> **SUPPLIED RECORDS**:

========================================

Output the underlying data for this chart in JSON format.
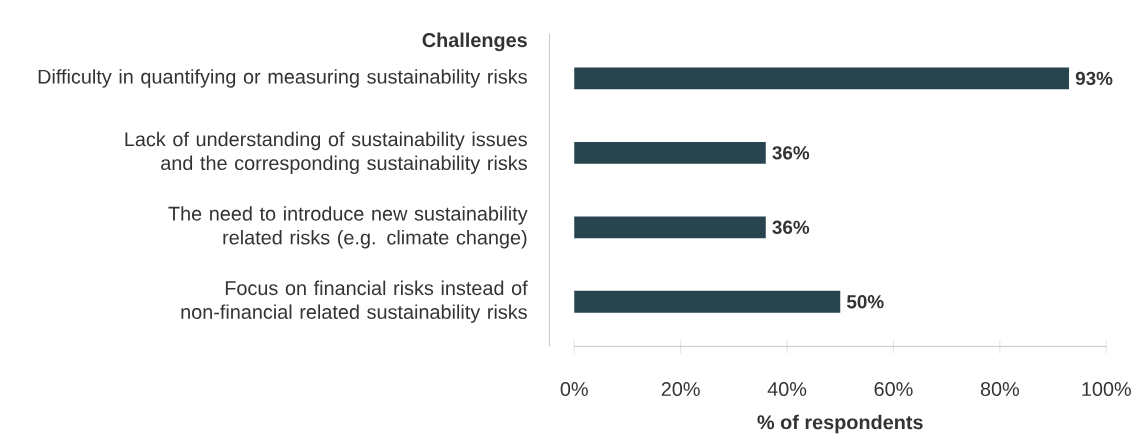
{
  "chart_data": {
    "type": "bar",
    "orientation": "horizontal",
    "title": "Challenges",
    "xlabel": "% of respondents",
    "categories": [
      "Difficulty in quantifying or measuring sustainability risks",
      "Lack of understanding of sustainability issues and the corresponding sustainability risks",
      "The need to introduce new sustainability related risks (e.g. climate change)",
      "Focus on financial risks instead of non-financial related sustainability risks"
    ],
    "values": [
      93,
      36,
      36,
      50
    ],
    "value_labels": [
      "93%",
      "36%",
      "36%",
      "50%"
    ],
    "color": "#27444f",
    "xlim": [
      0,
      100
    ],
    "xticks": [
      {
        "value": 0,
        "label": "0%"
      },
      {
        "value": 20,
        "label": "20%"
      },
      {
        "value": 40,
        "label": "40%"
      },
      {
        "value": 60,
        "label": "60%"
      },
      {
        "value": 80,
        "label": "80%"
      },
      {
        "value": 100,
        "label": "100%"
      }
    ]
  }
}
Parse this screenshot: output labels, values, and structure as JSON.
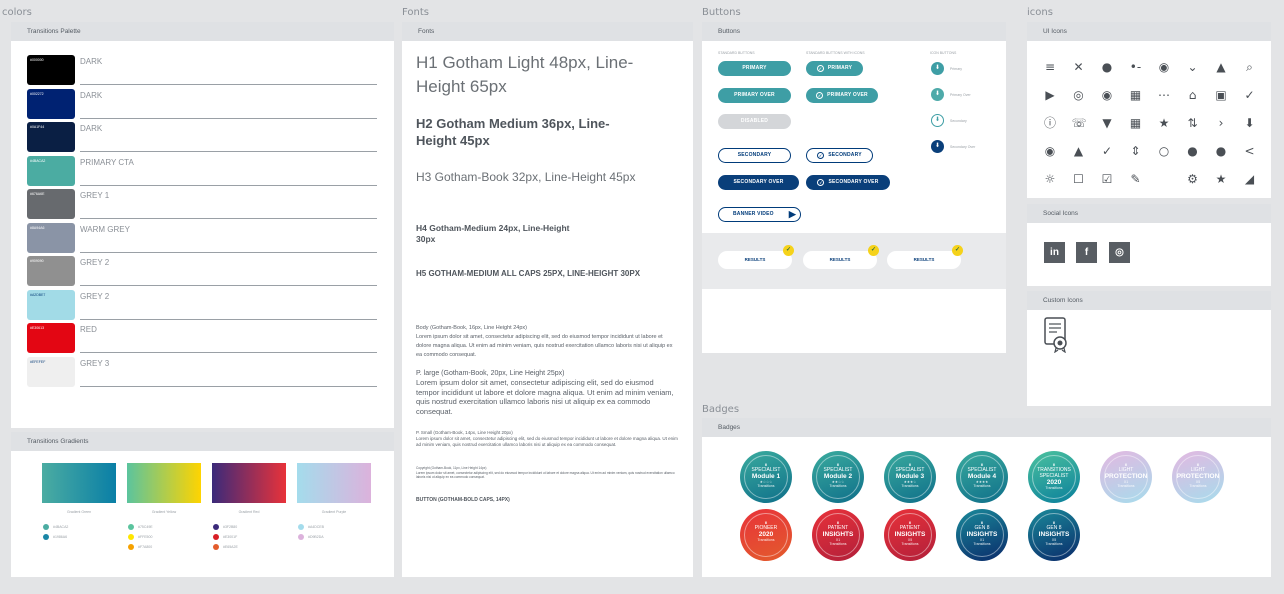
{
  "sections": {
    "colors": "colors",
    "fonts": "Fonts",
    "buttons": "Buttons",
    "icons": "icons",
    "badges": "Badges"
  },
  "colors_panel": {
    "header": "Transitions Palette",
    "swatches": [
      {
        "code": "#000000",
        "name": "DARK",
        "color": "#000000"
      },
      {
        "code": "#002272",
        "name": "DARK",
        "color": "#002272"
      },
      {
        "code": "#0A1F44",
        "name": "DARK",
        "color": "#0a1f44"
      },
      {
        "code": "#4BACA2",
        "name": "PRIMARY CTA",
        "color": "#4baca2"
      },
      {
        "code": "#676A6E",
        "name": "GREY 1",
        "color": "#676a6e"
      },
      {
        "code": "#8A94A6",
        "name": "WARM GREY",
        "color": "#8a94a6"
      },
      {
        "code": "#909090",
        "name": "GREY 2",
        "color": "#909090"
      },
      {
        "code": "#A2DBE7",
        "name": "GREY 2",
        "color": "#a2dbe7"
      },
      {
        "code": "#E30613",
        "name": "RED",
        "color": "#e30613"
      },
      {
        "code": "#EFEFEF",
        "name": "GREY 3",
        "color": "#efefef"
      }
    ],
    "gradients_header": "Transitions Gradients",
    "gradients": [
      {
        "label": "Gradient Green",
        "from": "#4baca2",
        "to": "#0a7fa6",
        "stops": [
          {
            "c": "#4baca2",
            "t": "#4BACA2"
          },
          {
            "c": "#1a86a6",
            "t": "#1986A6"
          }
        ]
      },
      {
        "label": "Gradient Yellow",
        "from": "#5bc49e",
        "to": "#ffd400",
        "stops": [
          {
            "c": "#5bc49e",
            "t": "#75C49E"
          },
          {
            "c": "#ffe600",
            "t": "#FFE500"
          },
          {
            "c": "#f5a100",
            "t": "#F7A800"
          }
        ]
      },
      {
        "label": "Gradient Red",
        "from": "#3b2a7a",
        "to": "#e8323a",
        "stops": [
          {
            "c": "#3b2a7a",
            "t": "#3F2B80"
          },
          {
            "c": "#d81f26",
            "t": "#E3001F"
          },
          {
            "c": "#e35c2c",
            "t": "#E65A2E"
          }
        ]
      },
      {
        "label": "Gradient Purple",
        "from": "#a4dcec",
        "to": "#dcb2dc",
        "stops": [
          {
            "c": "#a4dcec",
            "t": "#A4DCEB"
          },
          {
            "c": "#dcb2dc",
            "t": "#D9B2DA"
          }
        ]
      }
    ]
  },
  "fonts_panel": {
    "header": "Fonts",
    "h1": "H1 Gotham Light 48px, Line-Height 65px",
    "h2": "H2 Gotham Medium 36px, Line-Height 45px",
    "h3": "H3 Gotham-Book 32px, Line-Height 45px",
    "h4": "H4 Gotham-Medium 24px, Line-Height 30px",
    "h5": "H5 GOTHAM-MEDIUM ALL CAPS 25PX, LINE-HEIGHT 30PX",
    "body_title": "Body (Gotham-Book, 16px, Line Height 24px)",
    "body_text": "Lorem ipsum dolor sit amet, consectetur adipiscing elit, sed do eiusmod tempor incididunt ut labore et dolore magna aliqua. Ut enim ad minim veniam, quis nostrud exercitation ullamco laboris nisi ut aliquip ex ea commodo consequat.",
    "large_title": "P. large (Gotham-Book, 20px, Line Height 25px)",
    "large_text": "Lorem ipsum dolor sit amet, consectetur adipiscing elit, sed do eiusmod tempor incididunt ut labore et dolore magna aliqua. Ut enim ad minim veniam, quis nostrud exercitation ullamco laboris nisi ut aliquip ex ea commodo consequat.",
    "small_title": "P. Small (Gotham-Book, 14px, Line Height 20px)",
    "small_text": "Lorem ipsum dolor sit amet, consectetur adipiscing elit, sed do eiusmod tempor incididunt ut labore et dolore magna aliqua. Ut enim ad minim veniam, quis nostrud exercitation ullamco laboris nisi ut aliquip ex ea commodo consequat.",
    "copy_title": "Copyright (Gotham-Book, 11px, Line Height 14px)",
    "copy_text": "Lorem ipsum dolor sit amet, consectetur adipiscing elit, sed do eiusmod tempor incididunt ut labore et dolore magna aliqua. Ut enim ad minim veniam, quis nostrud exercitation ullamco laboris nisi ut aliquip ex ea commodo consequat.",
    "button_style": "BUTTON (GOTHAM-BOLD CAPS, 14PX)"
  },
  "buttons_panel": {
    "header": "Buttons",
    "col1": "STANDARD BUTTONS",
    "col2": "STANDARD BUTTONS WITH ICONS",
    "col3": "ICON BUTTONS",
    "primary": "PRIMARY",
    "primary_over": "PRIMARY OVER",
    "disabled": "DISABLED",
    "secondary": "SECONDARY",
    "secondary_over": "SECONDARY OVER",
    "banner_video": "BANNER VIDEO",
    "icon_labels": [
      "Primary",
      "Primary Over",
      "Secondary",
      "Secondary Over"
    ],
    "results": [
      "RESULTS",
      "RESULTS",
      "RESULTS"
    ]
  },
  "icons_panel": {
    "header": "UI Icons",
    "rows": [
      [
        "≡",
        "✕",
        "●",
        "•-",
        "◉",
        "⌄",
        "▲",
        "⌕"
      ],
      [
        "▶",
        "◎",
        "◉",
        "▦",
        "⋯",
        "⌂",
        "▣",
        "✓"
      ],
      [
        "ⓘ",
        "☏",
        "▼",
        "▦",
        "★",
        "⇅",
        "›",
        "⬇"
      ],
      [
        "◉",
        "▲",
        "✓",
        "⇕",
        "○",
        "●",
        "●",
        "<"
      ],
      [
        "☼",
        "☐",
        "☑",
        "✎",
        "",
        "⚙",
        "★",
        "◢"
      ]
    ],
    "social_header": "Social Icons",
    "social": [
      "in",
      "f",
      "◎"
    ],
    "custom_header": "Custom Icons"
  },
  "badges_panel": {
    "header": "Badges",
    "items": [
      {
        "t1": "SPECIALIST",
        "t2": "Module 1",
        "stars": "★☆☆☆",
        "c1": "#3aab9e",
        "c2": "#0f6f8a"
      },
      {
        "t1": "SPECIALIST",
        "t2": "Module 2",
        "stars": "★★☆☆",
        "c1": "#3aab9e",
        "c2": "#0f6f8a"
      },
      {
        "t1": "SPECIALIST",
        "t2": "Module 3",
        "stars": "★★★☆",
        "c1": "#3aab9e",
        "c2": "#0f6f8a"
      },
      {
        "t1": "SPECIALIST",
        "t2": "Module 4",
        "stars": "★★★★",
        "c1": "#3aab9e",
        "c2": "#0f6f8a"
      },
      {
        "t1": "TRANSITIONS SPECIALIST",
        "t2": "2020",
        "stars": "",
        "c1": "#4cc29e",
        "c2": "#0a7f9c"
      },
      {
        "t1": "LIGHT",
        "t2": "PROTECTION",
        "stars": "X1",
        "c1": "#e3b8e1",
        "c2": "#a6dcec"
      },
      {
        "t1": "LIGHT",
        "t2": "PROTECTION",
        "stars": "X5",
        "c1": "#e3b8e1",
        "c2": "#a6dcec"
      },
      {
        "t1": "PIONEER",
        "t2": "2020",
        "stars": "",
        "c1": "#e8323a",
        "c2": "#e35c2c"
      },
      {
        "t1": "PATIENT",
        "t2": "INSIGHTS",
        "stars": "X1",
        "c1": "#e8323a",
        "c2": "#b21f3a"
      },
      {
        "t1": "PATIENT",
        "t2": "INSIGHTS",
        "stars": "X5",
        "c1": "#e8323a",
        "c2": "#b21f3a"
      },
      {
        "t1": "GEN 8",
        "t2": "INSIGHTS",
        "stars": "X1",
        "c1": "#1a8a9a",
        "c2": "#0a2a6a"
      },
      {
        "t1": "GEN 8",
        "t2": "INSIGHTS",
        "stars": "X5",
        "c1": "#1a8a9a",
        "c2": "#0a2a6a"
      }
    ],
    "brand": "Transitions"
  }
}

========================================

> **THE EXERCISE**: Copy out the lines in which the string "GREY" appears.

> **SOLUTION TO THIS EXERCISE**:
        "name": "GREY 1",
        "name": "WARM GREY",
        "name": "GREY 2",
        "name": "GREY 2",
        "name": "GREY 3",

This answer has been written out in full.